**Required work:**
A - In the passage about the prank video below, on what date was "KILLING BEST FRIEND PRANK | Ft. Sam & Colby" published?
B - Decide whether each statement agrees with the passage about the prank video below, answering yes or no and quoting the deciding words: (i) The video had passed two million views. (ii) Colby was shot with a real gun. (iii) The masked attacker was the Sam of the duo Sam & Colby.

━━━ Passage to read

We've been notified of a sick, disturbing video uploaded by @sampepper. Yet again, he uses violent abuse to garner subscribers.

This is something that we cannot stand for. This so-called prank should bring shame to the YouTube community for supporting this imbecile.

This video must be taken down. @SamPepper you have been warned. You have 24 hours or we will unleash fucking hell on you.

The video in question, "KILLING BEST FRIEND PRANK | Ft. Sam & Colby", was published on 29 November but already has over two million views. In it, Pepper teams up with another Sam, half of the YouTube duo Sam & Colby, to pretend to, er, kill him, and terrify Colby in the process.

Sam and Colby drive into shot, then both get out of the car to check the oil. A figure wearing a black balaclava grabs Colby, put a bag over his head, tapes up his hands and dumps him in the boot of the car, all with Sam's help. The pair take him to a rooftop, where the bag is removed, and Pepper - the masked attacker - shoots Colby in the head with a fake gun. The visual references to Isis are hard to ignore:  

Photo: Sam Pepper via YouTube

What follows is a genuinely disturbing thirty seconds in which Colby screams and cries, eventually drowned out and replaced in the video's edit by tinkly piano music. Finally, Sam stands up and reveals he isn't dead.

━━━━━━
━━━ Supplied information

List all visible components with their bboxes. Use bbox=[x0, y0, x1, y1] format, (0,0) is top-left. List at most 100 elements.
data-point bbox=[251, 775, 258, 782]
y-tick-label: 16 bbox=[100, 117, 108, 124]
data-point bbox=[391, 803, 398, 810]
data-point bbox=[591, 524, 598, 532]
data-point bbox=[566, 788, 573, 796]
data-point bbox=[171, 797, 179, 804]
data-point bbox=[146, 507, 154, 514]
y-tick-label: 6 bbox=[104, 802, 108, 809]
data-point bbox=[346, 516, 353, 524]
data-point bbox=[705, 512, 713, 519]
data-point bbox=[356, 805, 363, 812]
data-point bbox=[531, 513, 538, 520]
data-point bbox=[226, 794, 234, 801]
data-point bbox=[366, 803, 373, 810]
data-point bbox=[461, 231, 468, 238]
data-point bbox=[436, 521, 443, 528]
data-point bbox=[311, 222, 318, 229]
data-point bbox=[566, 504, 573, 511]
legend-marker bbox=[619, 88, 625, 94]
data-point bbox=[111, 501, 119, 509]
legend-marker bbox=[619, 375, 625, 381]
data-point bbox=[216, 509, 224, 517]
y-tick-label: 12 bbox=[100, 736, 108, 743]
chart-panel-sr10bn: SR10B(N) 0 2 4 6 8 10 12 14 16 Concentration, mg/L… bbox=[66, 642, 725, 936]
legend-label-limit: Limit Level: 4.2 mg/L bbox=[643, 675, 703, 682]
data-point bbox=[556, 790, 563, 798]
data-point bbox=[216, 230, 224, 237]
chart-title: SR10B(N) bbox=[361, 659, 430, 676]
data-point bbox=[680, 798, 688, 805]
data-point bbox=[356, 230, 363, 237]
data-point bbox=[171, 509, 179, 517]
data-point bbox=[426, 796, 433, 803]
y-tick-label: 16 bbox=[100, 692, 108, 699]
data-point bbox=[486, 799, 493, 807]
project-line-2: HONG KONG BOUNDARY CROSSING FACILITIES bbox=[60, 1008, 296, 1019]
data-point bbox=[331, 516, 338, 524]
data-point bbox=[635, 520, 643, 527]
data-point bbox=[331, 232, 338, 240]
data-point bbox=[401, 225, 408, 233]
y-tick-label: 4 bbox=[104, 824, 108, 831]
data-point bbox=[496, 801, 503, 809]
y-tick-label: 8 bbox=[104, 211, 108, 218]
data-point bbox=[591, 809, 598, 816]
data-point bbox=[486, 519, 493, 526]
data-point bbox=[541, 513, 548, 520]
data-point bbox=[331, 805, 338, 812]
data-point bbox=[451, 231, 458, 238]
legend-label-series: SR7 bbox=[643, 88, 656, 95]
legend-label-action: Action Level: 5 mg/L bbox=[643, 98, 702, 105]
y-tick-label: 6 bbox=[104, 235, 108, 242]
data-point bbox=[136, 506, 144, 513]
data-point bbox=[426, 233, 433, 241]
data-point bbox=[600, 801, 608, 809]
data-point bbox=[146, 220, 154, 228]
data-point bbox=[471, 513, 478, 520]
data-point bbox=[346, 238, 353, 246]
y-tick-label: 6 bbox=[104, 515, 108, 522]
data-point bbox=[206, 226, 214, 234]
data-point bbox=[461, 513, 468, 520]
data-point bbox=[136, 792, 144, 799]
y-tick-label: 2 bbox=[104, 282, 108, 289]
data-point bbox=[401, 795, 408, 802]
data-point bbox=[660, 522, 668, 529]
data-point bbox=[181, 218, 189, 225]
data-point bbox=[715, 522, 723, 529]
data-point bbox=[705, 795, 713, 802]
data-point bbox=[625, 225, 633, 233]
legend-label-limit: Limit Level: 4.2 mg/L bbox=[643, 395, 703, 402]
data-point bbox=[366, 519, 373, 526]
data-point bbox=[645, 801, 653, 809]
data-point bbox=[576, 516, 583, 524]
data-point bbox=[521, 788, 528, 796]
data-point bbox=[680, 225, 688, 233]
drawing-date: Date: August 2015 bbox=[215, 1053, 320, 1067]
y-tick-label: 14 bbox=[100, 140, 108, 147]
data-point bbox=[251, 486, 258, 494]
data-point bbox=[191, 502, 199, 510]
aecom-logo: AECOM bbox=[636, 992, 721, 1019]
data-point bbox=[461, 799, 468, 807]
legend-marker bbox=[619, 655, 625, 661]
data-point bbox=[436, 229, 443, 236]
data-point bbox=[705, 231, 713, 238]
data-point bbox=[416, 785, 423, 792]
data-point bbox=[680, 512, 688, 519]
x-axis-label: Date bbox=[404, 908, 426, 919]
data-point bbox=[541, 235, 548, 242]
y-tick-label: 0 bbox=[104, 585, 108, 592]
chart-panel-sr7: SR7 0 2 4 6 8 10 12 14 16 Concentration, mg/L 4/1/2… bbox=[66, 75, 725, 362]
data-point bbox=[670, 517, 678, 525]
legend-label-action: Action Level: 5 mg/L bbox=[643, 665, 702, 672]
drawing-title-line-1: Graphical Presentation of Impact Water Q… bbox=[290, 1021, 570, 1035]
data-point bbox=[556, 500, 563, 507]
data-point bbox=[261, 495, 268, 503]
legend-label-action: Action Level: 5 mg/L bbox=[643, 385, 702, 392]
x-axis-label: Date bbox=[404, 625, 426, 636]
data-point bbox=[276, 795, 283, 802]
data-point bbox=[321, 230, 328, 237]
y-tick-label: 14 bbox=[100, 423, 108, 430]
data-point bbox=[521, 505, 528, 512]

━━━━━━

**Results in order:**
A - It was published on 29 November.

B -
(i) Yes: "already has over two million views"
(ii) No: "shoots Colby in the head with a fake gun"
(iii) No: "Pepper - the masked attacker -"